Stored items
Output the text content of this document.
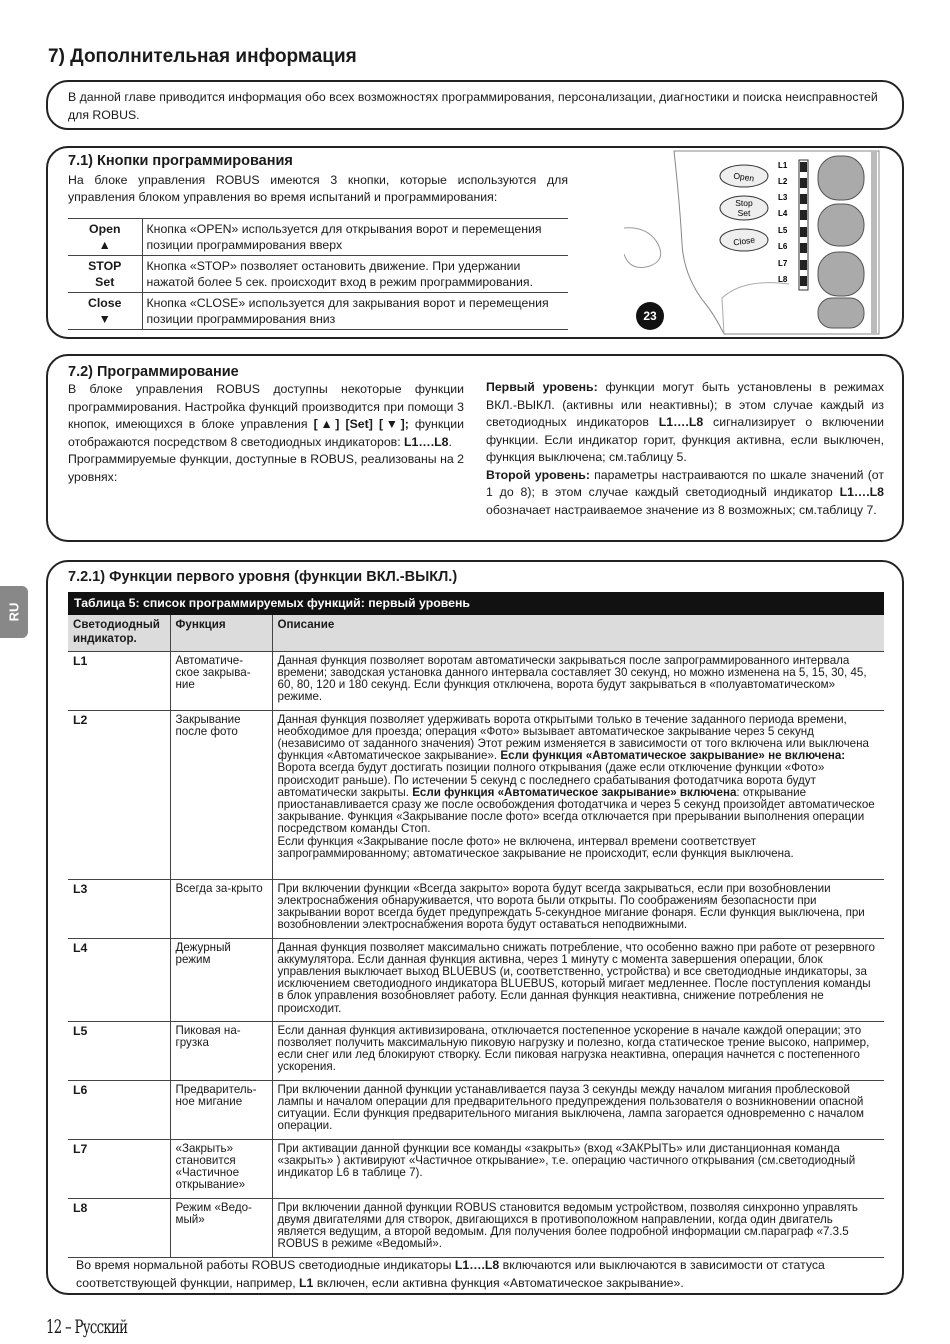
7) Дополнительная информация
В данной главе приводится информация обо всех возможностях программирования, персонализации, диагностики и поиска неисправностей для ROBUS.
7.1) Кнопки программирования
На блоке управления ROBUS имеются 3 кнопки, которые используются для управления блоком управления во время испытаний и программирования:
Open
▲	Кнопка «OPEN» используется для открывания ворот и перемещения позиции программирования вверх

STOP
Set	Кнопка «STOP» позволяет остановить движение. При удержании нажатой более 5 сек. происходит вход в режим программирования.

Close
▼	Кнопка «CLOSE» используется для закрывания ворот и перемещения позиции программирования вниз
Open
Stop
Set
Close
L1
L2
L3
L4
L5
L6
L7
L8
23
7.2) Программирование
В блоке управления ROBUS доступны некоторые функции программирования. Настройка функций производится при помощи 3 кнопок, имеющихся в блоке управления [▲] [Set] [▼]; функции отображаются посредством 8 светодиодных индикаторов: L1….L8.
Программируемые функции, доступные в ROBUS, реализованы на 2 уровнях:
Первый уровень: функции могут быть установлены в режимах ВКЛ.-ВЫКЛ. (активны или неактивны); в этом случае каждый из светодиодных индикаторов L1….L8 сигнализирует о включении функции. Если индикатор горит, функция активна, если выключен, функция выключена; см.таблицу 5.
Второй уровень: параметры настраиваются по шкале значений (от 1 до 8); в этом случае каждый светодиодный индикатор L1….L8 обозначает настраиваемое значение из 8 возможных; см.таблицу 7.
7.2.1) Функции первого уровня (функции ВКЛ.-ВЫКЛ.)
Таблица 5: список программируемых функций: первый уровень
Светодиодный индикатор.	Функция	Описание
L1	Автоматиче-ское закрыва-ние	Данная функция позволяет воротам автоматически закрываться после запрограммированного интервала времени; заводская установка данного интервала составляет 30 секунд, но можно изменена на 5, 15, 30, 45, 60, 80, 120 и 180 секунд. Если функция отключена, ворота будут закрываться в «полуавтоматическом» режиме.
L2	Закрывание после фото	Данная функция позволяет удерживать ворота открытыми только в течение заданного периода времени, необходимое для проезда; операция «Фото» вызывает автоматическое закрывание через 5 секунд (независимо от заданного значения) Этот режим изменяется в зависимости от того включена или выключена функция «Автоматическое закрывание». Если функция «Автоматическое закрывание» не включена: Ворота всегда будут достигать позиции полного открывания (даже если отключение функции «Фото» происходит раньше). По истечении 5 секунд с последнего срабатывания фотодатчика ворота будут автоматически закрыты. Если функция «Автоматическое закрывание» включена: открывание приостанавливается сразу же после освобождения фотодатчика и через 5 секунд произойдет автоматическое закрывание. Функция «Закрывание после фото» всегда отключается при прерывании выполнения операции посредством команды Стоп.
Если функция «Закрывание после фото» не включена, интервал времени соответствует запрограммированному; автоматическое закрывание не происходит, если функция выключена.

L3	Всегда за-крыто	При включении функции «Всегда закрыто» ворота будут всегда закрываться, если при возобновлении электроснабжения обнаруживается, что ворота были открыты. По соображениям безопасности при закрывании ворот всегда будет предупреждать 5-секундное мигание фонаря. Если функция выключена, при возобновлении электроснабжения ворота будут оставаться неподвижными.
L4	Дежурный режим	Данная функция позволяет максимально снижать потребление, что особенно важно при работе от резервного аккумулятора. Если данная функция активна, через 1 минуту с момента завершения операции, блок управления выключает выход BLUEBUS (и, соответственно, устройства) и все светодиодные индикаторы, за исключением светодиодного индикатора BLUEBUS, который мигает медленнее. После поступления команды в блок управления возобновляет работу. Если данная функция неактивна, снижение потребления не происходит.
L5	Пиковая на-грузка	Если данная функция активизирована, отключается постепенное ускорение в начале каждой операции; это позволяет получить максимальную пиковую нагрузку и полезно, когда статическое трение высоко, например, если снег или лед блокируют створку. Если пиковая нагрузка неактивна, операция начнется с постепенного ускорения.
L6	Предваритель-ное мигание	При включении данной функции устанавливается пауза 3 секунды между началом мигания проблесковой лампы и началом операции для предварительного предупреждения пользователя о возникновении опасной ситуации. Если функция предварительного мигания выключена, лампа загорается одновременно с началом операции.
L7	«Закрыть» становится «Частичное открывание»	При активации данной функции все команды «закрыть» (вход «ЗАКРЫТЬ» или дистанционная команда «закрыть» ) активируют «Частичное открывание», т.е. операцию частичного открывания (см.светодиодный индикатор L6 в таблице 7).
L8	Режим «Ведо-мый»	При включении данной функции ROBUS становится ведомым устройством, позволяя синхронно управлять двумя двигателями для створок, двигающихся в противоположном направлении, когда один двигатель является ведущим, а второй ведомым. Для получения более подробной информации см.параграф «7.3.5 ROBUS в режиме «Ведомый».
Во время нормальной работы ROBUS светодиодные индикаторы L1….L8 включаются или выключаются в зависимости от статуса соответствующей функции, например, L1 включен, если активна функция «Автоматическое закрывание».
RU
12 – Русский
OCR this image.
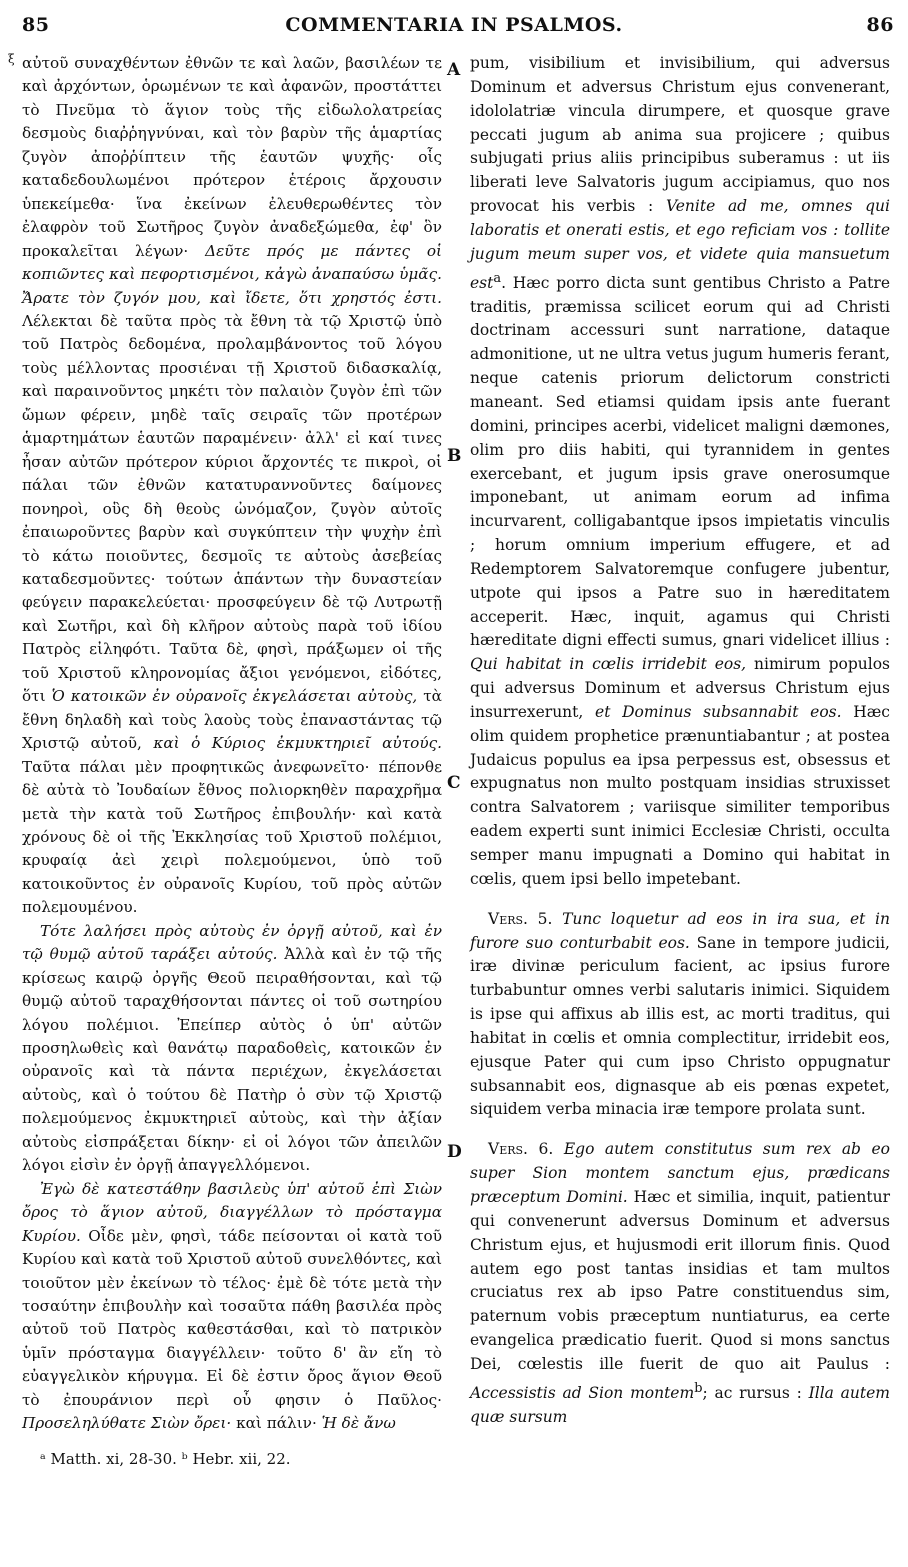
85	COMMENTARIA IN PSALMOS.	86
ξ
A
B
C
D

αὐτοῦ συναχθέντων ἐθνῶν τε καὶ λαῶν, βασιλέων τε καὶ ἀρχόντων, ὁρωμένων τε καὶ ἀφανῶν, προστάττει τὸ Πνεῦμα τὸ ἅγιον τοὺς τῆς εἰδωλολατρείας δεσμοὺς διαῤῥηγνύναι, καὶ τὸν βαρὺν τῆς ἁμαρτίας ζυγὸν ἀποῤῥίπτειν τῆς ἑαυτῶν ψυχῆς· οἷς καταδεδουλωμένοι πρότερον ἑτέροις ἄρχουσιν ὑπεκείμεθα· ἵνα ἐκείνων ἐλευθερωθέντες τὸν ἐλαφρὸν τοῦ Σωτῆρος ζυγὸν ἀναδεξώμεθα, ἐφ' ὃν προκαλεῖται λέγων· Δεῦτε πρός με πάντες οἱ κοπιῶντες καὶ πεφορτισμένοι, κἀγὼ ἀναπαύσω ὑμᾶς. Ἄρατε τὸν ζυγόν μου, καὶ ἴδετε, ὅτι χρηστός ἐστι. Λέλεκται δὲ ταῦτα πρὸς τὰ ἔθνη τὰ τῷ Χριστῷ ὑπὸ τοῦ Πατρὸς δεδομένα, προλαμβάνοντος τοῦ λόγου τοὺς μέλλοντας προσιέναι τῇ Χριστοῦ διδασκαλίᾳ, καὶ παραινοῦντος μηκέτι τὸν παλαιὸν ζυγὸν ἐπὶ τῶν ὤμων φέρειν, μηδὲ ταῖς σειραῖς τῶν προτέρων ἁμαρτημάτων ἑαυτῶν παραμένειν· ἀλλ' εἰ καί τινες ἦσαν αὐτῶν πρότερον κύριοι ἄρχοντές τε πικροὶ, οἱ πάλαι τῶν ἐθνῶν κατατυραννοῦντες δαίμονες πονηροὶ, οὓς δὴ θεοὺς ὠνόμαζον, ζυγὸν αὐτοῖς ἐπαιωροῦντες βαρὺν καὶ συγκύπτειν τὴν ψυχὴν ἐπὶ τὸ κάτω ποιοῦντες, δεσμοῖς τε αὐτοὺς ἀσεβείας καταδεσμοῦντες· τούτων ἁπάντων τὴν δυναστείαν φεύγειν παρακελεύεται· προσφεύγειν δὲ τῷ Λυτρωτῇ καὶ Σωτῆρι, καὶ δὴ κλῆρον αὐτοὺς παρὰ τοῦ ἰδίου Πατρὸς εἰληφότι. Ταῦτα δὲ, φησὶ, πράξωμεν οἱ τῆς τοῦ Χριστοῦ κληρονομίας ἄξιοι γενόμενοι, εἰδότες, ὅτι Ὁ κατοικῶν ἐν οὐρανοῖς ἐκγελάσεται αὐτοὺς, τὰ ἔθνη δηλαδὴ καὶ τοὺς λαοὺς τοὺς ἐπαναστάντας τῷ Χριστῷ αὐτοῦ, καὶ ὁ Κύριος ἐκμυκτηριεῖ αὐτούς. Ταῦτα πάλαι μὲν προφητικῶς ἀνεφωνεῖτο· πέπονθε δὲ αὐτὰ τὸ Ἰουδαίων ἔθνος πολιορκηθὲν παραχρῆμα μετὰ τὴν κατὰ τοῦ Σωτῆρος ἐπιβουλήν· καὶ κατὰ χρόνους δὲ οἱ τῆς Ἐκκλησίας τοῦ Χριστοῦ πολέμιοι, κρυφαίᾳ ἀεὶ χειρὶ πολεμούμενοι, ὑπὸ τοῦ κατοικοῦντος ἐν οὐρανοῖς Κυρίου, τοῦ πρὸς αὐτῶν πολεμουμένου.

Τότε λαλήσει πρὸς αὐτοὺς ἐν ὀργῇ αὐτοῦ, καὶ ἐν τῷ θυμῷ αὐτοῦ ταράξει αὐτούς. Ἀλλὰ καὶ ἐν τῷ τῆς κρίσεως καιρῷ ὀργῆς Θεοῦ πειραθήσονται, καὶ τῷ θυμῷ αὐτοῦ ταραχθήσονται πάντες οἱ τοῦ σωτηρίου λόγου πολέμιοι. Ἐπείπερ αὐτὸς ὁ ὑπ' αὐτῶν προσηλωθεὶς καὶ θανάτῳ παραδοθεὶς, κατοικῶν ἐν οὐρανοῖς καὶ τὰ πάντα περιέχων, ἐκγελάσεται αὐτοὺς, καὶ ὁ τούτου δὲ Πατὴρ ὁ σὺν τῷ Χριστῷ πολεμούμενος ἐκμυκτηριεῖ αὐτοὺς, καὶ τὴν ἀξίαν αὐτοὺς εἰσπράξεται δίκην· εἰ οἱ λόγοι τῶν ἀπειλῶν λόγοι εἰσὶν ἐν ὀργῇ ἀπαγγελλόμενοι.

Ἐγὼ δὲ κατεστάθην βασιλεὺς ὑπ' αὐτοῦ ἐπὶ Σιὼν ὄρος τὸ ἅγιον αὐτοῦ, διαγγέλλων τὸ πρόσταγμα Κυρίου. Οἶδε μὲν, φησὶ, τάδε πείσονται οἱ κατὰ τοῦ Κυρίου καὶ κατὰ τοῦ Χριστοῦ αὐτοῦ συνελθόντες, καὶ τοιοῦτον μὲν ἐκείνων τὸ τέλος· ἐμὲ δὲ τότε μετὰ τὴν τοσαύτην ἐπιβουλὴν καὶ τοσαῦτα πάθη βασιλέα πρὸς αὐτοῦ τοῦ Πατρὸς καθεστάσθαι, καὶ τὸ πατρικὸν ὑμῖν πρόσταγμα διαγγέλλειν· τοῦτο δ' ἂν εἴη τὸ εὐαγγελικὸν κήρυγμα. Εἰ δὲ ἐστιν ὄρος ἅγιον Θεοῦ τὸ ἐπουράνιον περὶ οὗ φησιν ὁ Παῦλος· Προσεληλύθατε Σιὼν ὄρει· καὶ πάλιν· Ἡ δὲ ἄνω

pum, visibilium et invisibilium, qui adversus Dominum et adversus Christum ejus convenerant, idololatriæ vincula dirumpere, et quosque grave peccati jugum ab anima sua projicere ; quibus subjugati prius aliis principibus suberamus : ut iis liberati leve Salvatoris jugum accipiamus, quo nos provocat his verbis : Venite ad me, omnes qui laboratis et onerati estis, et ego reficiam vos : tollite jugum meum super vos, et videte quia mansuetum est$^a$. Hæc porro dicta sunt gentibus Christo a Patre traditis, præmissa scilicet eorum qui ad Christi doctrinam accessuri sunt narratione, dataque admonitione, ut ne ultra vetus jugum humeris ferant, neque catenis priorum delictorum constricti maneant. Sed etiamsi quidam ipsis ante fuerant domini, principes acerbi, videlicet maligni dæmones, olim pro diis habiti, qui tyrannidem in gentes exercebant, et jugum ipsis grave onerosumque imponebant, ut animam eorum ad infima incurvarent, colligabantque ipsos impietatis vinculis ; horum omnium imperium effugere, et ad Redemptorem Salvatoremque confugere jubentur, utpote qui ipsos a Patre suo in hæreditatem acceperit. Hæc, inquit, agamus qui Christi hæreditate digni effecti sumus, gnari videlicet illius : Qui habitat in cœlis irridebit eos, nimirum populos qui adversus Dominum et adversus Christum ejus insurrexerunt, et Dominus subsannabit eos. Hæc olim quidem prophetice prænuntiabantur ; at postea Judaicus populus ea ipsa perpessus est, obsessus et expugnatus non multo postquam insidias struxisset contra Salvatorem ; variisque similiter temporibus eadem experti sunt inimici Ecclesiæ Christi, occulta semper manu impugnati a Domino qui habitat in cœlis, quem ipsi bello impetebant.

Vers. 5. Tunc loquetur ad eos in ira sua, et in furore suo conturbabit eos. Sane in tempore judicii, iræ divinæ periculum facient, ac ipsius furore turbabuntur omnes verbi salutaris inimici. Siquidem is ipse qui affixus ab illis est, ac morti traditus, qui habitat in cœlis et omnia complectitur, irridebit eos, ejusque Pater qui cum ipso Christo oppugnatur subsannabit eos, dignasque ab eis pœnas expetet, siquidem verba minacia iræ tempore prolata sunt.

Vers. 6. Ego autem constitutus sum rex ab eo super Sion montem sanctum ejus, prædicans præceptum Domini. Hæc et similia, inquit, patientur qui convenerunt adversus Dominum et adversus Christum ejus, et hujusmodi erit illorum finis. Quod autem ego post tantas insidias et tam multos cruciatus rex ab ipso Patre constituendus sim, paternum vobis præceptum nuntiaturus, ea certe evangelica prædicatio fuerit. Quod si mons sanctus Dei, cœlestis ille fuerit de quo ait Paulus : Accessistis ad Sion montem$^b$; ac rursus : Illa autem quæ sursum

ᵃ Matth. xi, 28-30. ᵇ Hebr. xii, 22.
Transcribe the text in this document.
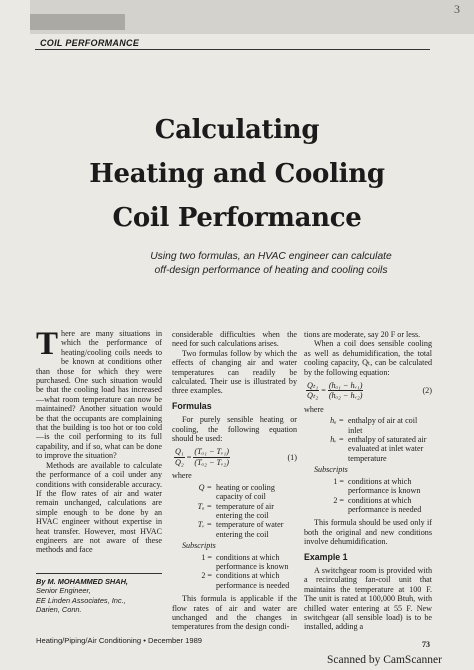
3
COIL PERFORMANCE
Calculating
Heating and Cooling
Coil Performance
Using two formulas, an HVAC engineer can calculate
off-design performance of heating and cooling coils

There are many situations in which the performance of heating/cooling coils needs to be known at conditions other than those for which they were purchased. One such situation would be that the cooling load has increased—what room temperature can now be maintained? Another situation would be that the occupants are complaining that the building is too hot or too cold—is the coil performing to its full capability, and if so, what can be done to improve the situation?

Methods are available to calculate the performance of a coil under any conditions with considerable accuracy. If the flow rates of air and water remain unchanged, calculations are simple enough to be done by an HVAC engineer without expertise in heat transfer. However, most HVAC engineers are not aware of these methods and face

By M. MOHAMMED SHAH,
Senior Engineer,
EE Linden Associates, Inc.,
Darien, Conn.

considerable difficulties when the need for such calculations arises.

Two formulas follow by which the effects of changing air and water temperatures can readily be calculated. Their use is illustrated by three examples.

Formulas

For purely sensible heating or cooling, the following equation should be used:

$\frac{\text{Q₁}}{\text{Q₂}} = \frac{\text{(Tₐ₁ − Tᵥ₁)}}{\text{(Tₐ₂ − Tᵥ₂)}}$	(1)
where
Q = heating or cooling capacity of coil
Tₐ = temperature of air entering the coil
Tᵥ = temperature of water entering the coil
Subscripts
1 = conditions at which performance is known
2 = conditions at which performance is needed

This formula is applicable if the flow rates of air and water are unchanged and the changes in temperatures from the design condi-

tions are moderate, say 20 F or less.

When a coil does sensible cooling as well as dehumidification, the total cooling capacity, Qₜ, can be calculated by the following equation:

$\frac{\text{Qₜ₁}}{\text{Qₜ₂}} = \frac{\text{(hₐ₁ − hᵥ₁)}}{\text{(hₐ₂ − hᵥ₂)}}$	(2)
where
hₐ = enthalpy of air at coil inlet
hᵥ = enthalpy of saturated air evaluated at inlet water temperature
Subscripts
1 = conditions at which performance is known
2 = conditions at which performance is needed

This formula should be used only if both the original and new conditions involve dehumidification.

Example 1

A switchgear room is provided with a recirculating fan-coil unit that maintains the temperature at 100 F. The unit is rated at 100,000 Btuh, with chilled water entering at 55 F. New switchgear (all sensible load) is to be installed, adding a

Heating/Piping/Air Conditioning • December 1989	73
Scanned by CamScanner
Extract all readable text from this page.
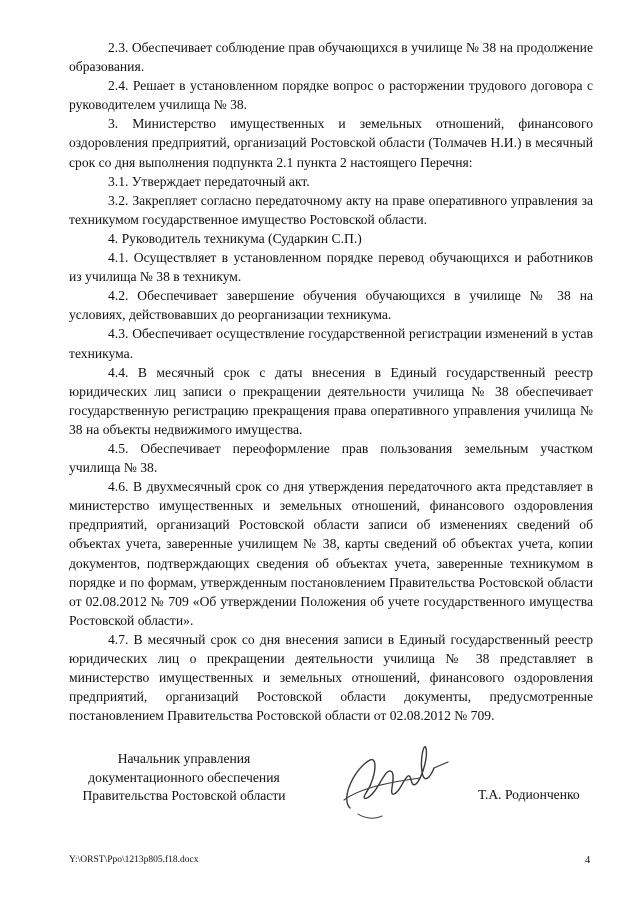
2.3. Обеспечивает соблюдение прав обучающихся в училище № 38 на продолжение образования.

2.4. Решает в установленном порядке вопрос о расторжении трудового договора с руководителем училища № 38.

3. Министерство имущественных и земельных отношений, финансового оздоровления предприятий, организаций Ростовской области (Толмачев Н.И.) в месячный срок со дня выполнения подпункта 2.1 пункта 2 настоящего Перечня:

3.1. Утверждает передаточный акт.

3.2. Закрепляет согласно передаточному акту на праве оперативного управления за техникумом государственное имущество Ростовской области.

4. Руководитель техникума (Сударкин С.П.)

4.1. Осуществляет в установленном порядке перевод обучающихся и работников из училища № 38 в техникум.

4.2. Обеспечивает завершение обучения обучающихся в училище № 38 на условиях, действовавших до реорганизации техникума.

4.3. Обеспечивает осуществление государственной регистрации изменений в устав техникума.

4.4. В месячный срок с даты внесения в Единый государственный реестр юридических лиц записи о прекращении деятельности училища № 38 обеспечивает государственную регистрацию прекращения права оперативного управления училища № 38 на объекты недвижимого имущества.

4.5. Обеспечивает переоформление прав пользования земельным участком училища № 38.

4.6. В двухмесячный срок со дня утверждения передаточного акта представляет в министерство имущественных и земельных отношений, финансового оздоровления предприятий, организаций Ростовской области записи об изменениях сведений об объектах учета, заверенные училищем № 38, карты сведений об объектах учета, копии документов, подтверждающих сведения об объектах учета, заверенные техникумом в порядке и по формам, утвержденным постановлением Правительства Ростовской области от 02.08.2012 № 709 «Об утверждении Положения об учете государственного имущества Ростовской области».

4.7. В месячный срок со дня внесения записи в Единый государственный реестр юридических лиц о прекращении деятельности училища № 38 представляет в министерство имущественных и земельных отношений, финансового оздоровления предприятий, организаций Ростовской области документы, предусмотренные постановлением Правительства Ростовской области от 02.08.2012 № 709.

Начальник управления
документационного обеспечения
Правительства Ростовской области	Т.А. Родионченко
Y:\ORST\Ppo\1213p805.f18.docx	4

__YOUR TASK__.
Copy all lines from the listing that contain "HVAC".

__CORRECT RESPONSE__.
Using two formulas, an HVAC engineer can calculate
Methods are available to calculate the performance of a coil under any conditions with considerable accuracy. If the flow rates of air and water remain unchanged, calculations are simple enough to be done by an HVAC engineer without expertise in heat transfer. However, most HVAC engineers are not aware of these methods and face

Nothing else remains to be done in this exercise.